Each line in the entries below that holds the string "Curve" is to be listed.

===== INFORMATION PROVIDED =====

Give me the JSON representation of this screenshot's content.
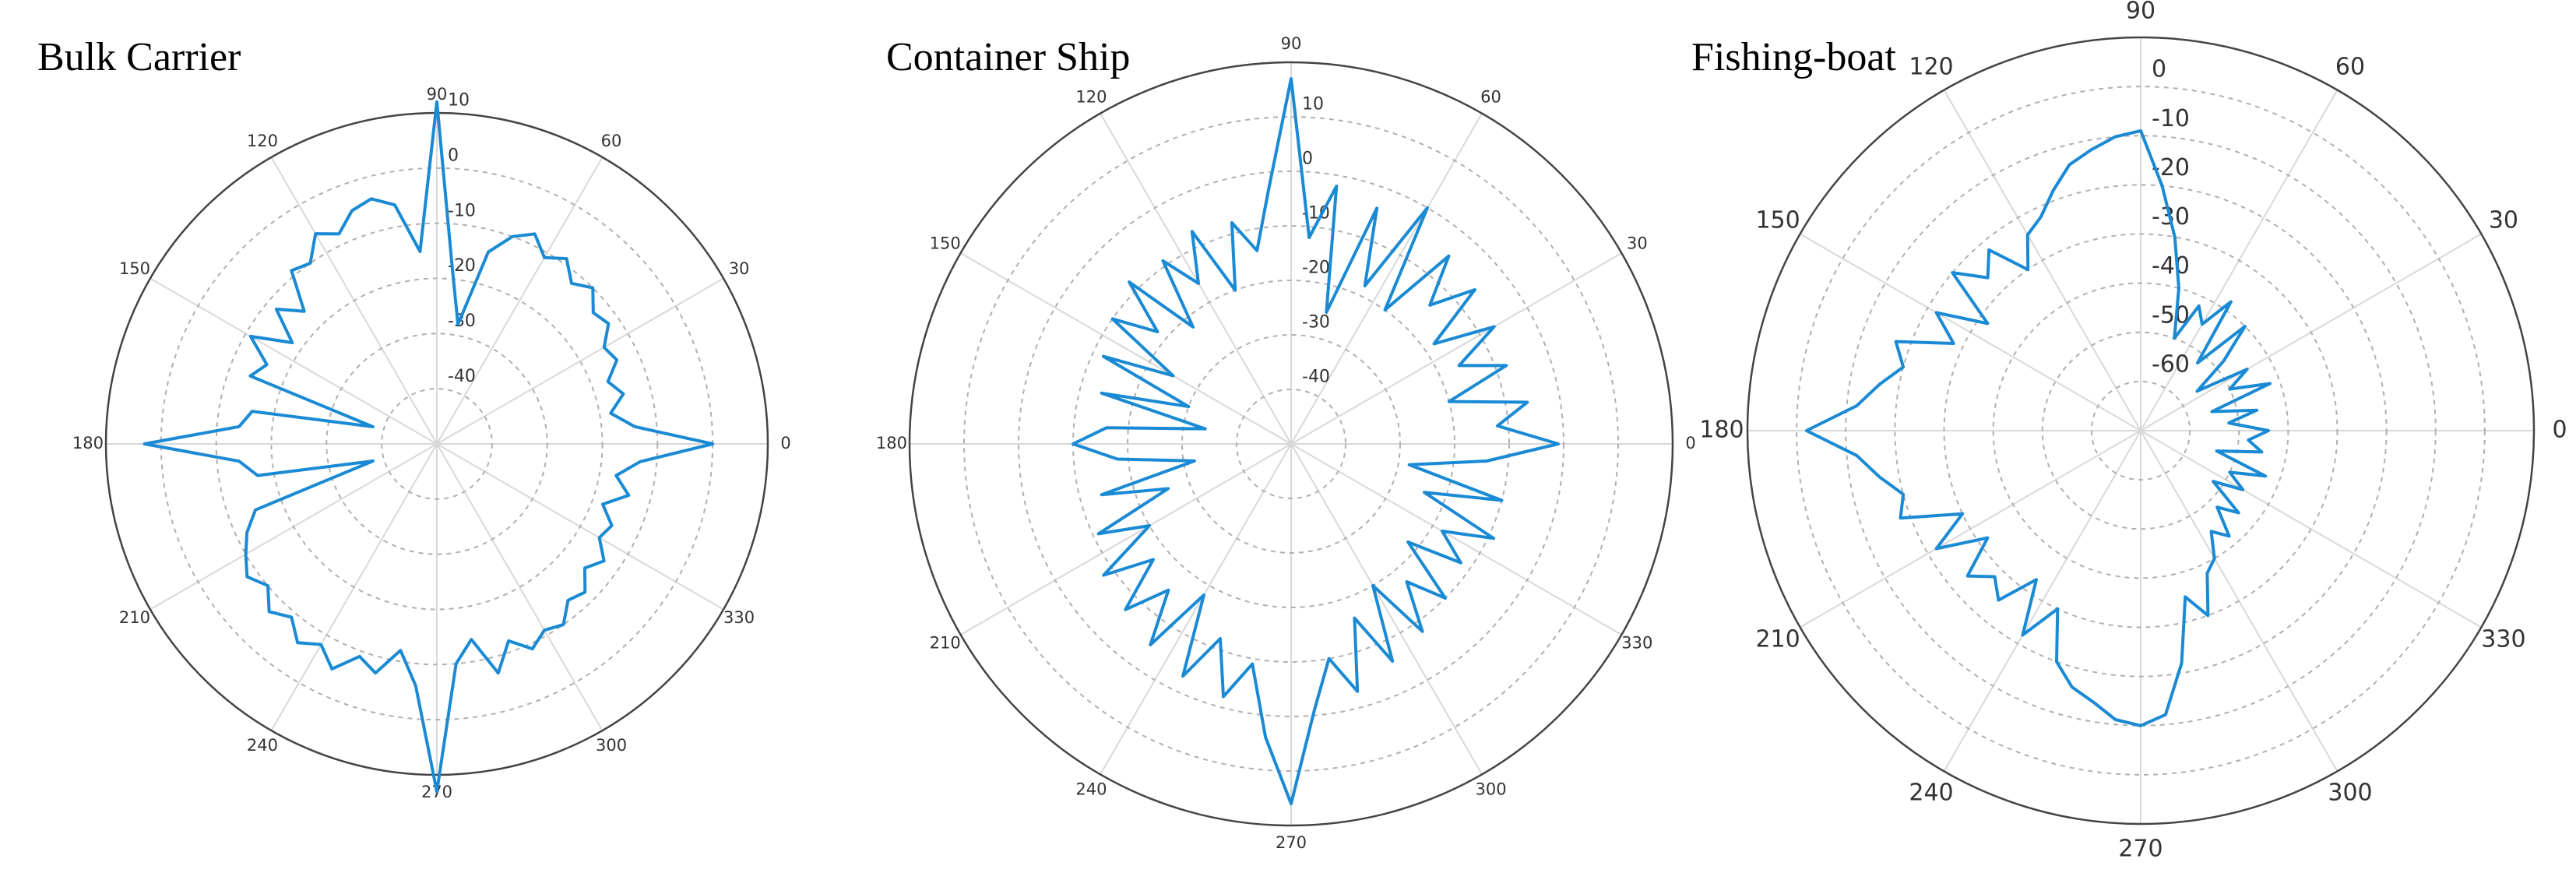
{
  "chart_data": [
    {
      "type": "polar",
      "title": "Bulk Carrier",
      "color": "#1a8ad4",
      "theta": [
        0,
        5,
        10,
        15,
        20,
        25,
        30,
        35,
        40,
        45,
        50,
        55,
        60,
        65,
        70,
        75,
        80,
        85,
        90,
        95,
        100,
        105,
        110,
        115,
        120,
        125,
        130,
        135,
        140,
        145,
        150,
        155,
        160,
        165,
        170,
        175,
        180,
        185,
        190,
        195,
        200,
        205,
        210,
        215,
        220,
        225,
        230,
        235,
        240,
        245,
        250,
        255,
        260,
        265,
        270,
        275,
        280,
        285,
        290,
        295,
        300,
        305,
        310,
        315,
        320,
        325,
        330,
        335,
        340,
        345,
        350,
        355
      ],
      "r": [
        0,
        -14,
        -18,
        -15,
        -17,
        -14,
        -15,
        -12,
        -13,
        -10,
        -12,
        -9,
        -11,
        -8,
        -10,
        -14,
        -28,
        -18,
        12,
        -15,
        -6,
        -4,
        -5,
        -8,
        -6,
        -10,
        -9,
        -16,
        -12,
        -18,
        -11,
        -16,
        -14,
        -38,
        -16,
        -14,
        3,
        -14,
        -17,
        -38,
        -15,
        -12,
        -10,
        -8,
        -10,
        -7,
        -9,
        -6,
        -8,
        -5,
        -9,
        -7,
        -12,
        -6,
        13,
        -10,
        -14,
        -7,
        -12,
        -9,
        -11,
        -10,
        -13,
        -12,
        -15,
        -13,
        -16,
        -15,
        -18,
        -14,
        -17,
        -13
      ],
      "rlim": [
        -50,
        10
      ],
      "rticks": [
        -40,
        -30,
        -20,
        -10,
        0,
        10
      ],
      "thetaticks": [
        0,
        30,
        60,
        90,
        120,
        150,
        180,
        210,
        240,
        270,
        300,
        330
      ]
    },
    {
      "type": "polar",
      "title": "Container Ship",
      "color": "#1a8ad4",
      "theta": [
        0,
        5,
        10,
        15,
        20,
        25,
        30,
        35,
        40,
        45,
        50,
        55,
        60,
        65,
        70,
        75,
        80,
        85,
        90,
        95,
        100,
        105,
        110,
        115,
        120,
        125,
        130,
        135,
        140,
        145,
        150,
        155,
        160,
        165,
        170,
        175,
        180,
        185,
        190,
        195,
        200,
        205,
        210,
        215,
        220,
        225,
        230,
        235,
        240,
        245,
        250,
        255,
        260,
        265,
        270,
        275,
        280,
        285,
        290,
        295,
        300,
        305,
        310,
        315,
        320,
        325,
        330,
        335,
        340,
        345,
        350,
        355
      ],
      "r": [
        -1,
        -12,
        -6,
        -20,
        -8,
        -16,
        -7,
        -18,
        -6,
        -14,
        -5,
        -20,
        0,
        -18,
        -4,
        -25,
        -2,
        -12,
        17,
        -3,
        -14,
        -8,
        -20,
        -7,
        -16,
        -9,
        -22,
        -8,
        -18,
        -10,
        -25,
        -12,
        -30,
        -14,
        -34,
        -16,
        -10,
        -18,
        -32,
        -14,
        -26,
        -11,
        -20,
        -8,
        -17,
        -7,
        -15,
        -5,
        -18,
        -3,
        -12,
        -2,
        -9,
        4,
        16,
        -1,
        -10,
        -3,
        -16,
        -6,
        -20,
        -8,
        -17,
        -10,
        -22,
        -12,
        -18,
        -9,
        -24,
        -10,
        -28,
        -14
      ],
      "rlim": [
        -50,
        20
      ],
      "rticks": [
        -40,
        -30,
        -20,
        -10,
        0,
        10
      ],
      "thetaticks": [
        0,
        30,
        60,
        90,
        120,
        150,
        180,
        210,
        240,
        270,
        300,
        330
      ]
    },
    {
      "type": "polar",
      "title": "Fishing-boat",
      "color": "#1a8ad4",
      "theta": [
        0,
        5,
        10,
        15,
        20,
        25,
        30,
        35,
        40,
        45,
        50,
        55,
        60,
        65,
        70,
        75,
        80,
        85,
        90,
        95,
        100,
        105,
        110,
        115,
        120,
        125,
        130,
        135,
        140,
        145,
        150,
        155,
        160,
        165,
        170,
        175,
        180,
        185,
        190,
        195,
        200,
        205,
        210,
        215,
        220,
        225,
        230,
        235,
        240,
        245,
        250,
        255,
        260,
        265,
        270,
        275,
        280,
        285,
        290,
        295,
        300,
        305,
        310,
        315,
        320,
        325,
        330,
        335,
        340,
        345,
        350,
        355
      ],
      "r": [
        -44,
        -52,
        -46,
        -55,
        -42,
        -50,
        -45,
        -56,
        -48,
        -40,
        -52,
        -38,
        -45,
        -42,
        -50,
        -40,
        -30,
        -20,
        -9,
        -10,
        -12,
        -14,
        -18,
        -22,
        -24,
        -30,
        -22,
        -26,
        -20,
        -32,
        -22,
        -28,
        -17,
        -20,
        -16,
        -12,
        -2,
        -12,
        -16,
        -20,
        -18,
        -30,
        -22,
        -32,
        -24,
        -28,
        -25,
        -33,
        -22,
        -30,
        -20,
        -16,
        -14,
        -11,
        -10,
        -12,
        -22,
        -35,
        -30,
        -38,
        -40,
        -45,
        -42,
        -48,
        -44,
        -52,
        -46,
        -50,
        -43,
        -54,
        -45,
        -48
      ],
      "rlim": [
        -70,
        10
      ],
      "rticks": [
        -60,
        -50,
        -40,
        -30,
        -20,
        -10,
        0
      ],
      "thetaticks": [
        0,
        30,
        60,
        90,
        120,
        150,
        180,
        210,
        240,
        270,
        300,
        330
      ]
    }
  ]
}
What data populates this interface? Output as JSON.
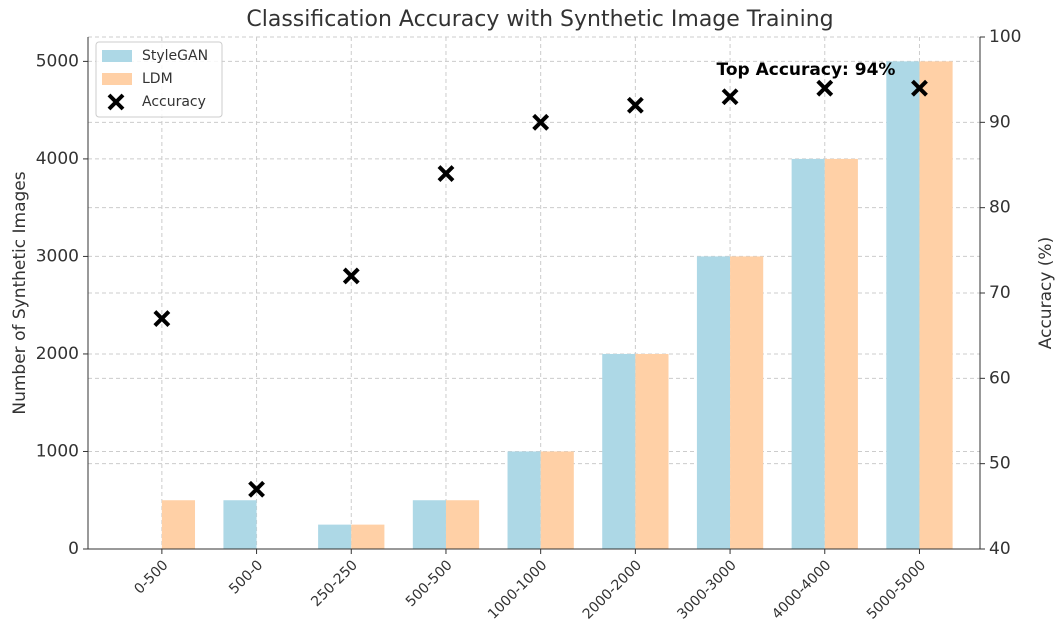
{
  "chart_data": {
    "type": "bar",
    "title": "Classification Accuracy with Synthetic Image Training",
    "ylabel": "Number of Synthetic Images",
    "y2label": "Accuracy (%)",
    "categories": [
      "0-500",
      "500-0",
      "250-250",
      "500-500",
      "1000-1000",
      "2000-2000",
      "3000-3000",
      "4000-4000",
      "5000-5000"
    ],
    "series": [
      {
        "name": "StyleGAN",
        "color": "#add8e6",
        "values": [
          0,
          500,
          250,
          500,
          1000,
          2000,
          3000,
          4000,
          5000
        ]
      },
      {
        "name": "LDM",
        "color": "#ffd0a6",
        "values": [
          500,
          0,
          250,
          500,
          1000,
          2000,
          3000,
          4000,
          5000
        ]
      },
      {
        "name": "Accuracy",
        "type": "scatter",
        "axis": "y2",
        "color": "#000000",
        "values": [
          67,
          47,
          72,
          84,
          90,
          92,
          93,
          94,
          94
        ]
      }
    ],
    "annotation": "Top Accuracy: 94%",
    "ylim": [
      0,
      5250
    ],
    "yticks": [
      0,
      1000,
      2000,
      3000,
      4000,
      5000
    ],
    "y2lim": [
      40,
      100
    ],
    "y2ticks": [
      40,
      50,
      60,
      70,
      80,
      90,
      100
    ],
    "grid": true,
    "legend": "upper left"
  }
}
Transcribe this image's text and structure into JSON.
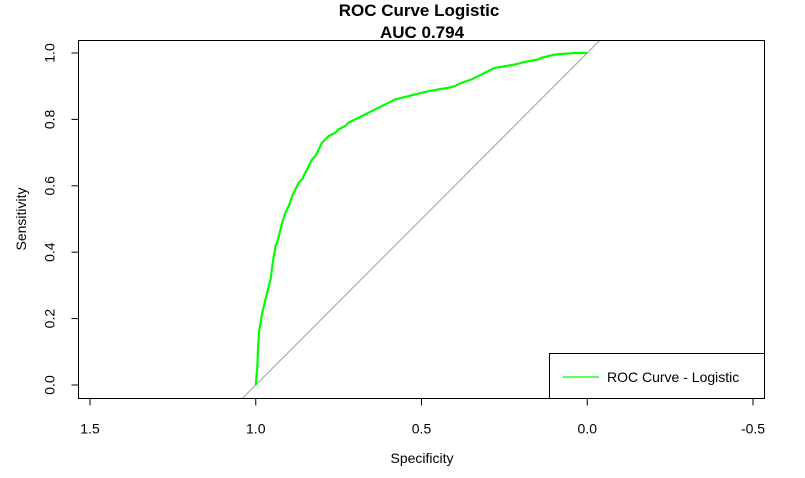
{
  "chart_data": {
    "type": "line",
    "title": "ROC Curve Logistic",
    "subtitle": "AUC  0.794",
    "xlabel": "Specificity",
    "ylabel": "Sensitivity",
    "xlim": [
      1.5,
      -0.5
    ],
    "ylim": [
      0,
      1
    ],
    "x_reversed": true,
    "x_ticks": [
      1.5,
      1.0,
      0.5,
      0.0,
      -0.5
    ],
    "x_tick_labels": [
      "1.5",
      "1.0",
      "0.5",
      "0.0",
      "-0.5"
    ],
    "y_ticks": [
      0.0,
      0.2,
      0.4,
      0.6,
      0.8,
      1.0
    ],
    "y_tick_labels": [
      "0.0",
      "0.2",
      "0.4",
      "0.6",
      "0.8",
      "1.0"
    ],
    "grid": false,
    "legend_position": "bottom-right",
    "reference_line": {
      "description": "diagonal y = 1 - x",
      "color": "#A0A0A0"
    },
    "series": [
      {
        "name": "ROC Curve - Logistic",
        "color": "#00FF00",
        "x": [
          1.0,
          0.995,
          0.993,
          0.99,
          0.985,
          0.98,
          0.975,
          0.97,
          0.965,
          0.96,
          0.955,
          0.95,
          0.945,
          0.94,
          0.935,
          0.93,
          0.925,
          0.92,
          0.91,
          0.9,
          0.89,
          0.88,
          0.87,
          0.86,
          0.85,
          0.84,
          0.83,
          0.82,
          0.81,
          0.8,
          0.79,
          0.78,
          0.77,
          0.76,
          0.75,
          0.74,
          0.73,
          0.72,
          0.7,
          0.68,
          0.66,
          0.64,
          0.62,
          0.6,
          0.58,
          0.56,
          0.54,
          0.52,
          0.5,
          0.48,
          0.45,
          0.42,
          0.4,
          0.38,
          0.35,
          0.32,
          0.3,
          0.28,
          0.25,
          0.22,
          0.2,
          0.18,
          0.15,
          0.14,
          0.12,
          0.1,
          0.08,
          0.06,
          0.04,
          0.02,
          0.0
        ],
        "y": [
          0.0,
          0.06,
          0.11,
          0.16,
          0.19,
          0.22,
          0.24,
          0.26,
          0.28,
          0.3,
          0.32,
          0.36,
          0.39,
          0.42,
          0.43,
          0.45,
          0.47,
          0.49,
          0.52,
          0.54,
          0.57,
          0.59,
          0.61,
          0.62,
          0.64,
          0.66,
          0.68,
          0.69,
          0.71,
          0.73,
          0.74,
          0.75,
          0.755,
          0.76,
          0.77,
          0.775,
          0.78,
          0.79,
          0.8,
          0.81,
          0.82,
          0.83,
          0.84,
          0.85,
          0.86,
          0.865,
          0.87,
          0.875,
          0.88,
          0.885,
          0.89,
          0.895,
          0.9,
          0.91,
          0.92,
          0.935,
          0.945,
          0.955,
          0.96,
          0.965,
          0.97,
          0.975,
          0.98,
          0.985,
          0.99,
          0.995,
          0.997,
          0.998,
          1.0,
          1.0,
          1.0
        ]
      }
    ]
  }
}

=====

## EXERCISE RESPONSE
    "title": "ROC Curve Logistic",
        "name": "ROC Curve - Logistic",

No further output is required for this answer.